# [Stated task]
Repeat each record exactly. Any picture gets left out.

** start of Dataset rows **

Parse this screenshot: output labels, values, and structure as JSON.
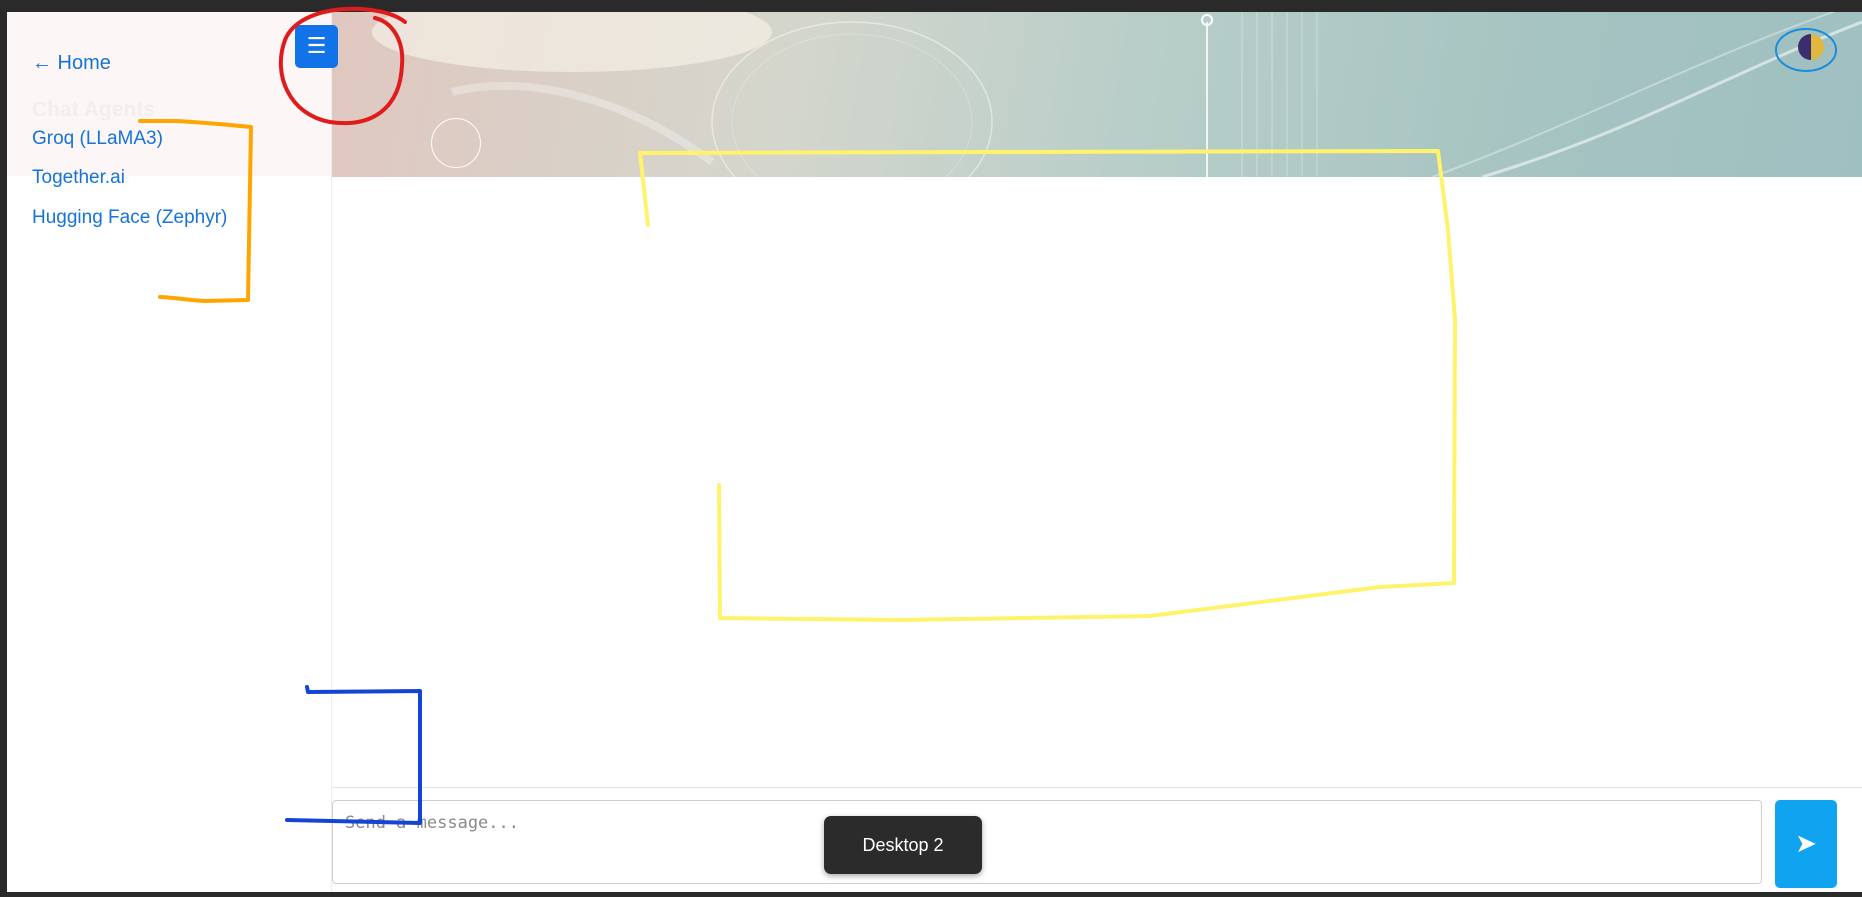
{
  "sidebar": {
    "home_link": "← Home",
    "section_title": "Chat Agents",
    "agents": [
      {
        "label": "Groq (LLaMA3)"
      },
      {
        "label": "Together.ai"
      },
      {
        "label": "Hugging Face (Zephyr)"
      }
    ]
  },
  "toolbar": {
    "menu_icon": "☰"
  },
  "input": {
    "placeholder": "Send a message...",
    "send_icon": "➤"
  },
  "taskbar_tooltip": {
    "label": "Desktop 2"
  },
  "colors": {
    "accent": "#1273e8",
    "link": "#1673d9",
    "send": "#0fa3f0",
    "annotation_red": "#e01b1b",
    "annotation_orange": "#ffa500",
    "annotation_yellow": "#fff36b",
    "annotation_blue": "#1244d6"
  }
}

** end of Dataset rows **

# [Answer]
Parse this screenshot: output labels, values, and structure as JSON.
{
  "sidebar": {
    "home_link": "← Home",
    "section_title": "Chat Agents",
    "agents": [
      {
        "label": "Groq (LLaMA3)"
      },
      {
        "label": "Together.ai"
      },
      {
        "label": "Hugging Face (Zephyr)"
      }
    ]
  },
  "toolbar": {
    "menu_icon": "☰"
  },
  "input": {
    "placeholder": "Send a message...",
    "send_icon": "➤"
  },
  "taskbar_tooltip": {
    "label": "Desktop 2"
  },
  "colors": {
    "accent": "#1273e8",
    "link": "#1673d9",
    "send": "#0fa3f0",
    "annotation_red": "#e01b1b",
    "annotation_orange": "#ffa500",
    "annotation_yellow": "#fff36b",
    "annotation_blue": "#1244d6"
  }
}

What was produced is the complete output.